# EXERCISE DATA start

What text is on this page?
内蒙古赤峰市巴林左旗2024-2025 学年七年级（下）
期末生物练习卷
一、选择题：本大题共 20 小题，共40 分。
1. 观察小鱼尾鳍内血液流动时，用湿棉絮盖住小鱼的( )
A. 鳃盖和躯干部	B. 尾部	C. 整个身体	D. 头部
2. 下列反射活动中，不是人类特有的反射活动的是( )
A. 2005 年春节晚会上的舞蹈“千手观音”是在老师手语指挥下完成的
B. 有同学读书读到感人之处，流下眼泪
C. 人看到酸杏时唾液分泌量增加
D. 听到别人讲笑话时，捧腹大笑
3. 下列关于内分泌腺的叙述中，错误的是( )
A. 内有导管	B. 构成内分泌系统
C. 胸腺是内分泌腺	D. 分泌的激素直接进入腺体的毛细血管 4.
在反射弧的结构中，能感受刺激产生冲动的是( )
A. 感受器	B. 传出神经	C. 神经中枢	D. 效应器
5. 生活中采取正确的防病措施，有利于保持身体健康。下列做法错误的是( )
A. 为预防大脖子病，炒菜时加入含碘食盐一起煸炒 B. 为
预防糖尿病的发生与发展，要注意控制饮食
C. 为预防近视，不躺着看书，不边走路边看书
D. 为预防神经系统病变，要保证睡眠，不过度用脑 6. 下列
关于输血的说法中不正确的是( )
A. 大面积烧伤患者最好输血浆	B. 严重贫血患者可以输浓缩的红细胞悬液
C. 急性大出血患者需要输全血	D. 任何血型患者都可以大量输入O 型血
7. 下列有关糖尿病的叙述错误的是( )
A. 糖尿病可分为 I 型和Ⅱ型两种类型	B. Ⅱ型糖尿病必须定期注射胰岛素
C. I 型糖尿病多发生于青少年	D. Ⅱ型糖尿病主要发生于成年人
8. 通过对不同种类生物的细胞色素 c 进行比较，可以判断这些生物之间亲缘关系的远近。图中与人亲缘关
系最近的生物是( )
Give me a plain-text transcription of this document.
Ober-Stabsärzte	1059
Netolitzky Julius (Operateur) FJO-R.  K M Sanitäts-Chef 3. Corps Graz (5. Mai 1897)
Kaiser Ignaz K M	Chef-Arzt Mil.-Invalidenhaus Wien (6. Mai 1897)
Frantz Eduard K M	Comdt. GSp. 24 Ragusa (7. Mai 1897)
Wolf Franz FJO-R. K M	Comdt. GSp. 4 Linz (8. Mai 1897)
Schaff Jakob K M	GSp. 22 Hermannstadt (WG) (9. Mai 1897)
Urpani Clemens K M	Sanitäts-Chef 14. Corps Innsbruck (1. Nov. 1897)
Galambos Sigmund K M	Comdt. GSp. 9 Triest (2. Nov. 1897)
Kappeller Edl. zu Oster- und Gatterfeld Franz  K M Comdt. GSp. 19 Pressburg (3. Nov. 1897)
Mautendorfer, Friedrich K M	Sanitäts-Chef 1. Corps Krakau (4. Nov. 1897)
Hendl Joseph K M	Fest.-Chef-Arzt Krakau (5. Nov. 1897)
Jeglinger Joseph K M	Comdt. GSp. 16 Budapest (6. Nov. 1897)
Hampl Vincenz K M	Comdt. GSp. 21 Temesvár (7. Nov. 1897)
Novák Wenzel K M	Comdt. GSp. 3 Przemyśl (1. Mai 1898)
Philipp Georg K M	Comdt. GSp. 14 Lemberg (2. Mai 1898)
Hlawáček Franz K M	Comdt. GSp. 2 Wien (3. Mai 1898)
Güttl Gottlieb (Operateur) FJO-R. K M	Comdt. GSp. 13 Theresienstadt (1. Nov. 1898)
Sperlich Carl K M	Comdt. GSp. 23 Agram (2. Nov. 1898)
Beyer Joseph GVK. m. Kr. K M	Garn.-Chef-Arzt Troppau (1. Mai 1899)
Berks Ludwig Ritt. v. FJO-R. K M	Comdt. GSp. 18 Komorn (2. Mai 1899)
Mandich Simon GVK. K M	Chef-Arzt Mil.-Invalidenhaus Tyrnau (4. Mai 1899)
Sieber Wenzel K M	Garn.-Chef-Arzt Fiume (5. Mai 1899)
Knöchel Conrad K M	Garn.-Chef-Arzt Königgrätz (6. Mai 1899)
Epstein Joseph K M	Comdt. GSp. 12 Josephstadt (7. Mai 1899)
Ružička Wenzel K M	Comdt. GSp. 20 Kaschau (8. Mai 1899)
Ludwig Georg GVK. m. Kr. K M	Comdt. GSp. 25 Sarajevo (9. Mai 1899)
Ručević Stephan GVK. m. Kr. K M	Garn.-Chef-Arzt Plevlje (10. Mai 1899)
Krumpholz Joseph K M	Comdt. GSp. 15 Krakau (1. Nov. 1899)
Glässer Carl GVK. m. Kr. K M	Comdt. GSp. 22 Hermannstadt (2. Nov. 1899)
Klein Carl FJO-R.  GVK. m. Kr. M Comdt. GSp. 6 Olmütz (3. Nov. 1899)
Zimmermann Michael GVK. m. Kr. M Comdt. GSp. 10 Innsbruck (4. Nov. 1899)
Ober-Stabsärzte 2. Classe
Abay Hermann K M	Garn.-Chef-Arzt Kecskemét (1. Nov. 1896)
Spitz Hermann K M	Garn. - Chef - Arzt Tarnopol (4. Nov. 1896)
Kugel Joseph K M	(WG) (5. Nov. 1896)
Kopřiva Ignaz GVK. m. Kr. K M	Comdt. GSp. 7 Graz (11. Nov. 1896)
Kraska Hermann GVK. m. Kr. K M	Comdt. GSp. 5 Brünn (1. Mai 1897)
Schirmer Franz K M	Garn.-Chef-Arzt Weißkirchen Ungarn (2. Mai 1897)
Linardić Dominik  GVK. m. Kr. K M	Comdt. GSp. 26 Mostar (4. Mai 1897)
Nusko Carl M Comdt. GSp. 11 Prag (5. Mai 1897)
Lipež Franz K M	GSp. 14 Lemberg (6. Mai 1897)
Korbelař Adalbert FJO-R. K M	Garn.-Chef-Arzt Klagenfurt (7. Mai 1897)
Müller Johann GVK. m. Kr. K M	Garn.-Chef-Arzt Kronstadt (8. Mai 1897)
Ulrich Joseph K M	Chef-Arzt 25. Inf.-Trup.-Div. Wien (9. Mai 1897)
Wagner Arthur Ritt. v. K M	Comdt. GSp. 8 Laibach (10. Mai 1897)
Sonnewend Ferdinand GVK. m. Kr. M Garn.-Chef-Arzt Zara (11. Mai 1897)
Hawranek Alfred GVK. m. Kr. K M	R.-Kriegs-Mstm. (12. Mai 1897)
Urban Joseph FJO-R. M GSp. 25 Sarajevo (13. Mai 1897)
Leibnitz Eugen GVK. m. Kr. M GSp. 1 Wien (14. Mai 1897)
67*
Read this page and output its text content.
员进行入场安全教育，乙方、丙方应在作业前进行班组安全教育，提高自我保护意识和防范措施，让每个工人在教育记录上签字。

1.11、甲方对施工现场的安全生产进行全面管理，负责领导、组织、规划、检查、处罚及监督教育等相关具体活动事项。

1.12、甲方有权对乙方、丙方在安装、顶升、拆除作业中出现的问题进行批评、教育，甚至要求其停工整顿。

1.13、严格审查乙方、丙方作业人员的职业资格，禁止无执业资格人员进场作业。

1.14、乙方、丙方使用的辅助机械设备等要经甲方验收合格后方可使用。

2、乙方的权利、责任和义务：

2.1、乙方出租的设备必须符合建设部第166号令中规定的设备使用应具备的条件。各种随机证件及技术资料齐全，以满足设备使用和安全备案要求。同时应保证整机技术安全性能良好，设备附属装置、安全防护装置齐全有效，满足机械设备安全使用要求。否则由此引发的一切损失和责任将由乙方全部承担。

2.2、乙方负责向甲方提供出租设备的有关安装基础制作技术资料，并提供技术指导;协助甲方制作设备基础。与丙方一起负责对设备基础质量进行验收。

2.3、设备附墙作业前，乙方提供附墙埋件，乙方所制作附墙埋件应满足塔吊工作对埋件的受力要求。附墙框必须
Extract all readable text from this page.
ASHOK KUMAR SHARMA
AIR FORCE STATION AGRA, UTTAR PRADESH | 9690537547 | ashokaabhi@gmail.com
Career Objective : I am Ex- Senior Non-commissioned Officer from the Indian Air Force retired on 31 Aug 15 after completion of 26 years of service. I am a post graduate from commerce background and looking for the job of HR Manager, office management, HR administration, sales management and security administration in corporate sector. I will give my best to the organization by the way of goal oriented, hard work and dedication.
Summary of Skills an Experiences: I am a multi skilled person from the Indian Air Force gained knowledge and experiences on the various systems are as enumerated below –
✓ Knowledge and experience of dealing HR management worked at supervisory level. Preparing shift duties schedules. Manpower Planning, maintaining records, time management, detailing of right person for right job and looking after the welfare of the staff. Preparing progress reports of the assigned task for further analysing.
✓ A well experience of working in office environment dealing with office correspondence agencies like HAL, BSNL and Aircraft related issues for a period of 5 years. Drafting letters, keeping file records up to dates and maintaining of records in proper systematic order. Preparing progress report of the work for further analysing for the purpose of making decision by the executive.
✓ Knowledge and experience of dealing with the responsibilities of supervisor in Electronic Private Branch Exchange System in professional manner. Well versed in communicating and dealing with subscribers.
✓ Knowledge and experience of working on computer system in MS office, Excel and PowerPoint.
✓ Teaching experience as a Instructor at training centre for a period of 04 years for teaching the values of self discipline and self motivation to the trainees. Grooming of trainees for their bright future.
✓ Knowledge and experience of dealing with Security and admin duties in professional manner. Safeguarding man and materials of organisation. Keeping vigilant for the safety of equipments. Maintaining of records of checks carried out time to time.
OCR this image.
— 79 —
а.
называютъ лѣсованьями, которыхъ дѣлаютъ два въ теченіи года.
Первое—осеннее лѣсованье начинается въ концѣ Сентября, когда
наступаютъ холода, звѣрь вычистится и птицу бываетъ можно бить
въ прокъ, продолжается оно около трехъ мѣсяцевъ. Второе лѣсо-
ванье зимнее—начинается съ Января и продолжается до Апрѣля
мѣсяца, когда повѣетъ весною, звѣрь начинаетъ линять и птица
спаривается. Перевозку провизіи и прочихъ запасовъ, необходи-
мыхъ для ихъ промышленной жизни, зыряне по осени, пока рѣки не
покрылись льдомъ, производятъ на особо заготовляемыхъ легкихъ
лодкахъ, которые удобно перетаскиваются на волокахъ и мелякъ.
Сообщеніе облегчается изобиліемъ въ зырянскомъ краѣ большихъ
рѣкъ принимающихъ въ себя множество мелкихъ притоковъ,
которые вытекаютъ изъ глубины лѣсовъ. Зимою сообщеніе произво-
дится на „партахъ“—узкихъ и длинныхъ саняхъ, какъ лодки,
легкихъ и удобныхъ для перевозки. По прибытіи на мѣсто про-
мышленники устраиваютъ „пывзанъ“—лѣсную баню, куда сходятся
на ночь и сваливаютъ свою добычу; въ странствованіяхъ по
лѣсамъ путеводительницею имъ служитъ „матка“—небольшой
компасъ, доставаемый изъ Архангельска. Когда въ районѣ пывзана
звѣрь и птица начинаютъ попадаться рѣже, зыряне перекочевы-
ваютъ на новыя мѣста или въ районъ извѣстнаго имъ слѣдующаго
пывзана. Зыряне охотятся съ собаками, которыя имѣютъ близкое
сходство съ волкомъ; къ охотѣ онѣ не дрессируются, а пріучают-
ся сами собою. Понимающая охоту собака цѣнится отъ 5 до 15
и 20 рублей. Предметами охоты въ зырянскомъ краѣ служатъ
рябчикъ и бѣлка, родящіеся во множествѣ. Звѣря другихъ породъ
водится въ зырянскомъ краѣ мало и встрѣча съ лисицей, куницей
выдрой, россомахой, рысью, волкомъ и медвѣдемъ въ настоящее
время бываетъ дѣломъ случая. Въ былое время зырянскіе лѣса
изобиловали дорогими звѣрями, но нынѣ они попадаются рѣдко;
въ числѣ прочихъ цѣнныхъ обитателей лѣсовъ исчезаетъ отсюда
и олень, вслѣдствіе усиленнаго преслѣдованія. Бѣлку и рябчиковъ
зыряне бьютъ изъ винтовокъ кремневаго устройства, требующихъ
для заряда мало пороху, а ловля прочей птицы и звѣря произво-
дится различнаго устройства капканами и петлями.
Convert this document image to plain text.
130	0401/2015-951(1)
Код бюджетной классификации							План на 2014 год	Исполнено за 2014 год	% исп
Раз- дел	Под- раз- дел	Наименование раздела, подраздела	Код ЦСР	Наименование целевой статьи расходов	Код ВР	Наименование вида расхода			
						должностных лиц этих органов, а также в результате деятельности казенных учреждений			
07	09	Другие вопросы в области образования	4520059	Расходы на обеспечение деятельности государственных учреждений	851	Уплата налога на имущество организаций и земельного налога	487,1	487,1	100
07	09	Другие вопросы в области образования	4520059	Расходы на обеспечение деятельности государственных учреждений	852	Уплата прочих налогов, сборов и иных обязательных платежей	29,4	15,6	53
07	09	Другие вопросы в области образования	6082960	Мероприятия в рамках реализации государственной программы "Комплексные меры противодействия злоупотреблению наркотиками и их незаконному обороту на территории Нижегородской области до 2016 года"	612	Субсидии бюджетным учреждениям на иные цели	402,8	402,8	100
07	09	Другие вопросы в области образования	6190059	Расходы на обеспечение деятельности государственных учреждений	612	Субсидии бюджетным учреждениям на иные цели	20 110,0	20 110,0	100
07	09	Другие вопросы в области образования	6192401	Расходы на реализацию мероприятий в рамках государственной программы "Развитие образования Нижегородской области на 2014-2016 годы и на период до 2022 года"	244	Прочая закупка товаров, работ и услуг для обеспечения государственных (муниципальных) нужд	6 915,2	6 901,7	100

# EXERCISE DATA end

### GOAL
Go through the material above and copy each line that has the word "иные".

### RESULT FOR THIS TASK
07	09	Другие вопросы в области образования	6082960	Мероприятия в рамках реализации государственной программы "Комплексные меры противодействия злоупотреблению наркотиками и их незаконному обороту на территории Нижегородской области до 2016 года"	612	Субсидии бюджетным учреждениям на иные цели	402,8	402,8	100
07	09	Другие вопросы в области образования	6190059	Расходы на обеспечение деятельности государственных учреждений	612	Субсидии бюджетным учреждениям на иные цели	20 110,0	20 110,0	100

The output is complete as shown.